--- Start of TASK MATERIAL ---
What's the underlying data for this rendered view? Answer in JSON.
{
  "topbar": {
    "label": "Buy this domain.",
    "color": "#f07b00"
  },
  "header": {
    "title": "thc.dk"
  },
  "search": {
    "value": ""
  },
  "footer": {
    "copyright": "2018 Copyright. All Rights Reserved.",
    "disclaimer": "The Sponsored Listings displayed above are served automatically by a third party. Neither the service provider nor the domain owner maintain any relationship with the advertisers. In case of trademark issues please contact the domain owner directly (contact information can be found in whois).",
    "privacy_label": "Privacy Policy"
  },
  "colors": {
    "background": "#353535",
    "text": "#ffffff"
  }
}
--- End of TASK MATERIAL ---
» **WHAT THIS TASK INVOLVES**
Print the listing above in its entirety, with every line exact.

» **RESPONSE**
What's the underlying data for this rendered view? Answer in JSON.
{
  "topbar": {
    "label": "Buy this domain.",
    "color": "#f07b00"
  },
  "header": {
    "title": "thc.dk"
  },
  "search": {
    "value": ""
  },
  "footer": {
    "copyright": "2018 Copyright. All Rights Reserved.",
    "disclaimer": "The Sponsored Listings displayed above are served automatically by a third party. Neither the service provider nor the domain owner maintain any relationship with the advertisers. In case of trademark issues please contact the domain owner directly (contact information can be found in whois).",
    "privacy_label": "Privacy Policy"
  },
  "colors": {
    "background": "#353535",
    "text": "#ffffff"
  }
}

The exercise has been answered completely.